WHAT IS NEEDED: Among the entries, which lines carry the string "smoke"? Copy each of them.

THE INPUT:
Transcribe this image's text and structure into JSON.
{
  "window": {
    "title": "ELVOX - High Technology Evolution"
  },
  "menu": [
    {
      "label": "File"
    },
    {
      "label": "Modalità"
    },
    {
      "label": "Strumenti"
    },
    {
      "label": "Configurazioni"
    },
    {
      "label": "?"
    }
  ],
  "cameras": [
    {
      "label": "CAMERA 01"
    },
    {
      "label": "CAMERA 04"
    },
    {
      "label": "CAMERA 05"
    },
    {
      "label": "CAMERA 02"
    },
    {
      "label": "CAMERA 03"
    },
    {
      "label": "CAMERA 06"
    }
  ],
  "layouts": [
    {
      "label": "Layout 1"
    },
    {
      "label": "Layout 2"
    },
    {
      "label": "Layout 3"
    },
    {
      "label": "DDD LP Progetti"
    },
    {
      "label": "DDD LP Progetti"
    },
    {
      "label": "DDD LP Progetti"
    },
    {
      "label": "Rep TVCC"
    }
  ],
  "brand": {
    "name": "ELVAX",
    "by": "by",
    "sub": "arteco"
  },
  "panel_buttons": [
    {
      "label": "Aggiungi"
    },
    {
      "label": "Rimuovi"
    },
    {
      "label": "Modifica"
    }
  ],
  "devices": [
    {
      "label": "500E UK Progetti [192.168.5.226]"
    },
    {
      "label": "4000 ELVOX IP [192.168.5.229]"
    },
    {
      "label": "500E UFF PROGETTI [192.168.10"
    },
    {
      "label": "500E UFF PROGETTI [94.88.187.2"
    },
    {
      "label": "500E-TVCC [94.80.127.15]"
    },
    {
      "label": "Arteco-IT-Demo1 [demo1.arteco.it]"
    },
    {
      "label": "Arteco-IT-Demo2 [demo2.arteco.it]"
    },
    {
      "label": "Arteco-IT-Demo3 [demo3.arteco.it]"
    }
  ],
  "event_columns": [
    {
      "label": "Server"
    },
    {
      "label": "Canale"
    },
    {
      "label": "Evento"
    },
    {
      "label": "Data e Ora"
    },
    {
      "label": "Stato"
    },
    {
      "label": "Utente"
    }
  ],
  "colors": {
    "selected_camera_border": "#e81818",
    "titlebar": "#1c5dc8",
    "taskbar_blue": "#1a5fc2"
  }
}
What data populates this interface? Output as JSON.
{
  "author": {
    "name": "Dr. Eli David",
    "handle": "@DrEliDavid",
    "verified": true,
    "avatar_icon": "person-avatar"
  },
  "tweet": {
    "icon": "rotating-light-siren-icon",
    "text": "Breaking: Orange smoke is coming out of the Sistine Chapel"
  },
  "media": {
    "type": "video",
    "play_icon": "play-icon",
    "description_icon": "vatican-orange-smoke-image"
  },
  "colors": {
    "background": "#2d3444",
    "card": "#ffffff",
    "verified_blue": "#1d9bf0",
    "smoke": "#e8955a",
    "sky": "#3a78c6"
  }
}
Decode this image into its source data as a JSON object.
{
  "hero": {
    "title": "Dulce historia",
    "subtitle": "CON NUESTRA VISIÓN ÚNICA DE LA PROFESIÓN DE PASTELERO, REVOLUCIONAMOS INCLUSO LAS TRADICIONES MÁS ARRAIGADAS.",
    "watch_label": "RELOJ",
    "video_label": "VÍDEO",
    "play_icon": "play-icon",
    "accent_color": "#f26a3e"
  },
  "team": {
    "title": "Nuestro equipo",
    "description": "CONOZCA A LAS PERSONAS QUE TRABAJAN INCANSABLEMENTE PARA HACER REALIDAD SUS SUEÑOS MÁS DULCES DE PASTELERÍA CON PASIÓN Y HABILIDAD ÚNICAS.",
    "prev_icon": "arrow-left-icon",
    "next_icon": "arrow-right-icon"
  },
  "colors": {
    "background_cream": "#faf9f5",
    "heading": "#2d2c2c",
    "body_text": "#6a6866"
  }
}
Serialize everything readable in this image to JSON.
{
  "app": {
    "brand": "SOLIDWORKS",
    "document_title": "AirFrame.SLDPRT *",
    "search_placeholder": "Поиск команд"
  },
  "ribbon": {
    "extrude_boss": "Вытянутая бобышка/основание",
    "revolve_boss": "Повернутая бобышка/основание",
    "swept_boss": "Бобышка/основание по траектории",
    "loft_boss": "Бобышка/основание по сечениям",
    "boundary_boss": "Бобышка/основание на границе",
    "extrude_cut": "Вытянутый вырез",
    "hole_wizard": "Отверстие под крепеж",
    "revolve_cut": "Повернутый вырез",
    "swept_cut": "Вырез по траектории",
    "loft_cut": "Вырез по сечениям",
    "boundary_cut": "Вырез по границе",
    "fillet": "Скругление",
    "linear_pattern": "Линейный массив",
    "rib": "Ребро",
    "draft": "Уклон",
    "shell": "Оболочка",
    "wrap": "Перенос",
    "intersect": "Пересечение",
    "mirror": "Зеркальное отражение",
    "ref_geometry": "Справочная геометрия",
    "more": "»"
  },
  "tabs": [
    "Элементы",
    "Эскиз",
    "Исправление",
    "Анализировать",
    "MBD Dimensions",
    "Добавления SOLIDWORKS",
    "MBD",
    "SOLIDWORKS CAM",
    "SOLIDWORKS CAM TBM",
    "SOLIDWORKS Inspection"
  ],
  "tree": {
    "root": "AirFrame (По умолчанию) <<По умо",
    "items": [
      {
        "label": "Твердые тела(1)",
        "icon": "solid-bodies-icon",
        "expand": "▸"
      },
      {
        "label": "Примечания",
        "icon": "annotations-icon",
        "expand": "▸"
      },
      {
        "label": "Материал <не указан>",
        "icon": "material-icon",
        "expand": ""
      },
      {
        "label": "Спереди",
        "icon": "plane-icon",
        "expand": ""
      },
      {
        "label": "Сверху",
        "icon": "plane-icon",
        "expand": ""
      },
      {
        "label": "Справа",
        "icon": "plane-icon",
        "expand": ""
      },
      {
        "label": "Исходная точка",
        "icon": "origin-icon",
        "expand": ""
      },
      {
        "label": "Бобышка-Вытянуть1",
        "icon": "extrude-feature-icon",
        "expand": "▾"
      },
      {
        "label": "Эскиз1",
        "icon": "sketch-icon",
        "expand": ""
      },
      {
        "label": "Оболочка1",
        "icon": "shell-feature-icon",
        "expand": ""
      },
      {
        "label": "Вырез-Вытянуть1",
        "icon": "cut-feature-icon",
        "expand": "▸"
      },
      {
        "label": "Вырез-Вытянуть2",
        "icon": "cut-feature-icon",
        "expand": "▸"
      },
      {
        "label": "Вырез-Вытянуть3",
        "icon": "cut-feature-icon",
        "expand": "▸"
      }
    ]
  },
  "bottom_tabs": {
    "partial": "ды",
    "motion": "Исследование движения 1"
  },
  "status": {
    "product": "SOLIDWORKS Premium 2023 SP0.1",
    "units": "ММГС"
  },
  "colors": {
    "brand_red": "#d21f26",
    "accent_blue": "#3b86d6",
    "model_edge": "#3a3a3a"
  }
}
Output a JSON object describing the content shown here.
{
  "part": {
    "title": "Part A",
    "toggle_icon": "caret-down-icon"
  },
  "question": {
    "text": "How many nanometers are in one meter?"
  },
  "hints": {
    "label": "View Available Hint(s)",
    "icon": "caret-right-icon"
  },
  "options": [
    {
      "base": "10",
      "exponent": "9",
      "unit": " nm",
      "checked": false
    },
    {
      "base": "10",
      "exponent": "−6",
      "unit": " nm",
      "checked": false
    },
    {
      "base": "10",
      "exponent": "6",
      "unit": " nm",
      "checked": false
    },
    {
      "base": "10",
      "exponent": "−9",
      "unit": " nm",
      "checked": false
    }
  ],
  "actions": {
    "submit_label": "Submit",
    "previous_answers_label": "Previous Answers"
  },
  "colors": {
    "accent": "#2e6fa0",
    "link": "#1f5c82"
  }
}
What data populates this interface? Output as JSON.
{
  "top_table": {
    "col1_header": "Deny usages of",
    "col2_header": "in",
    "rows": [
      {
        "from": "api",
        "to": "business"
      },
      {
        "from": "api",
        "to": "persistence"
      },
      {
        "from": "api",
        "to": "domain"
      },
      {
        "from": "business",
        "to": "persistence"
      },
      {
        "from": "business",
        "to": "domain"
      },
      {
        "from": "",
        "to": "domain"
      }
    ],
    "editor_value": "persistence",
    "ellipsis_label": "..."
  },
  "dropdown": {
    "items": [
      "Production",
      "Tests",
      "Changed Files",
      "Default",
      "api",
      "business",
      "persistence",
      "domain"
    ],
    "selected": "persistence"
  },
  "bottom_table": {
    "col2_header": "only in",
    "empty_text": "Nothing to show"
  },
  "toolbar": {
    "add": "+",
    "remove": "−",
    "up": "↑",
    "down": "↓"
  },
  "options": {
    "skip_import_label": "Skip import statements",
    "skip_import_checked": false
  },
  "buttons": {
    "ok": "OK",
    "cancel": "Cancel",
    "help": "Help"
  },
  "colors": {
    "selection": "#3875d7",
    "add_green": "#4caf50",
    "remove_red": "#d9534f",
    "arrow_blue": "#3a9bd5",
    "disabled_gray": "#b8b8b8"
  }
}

TASK RESPONSE:
    "text": "Breaking: Orange smoke is coming out of the Sistine Chapel"
    "description_icon": "vatican-orange-smoke-image"
    "smoke": "#e8955a",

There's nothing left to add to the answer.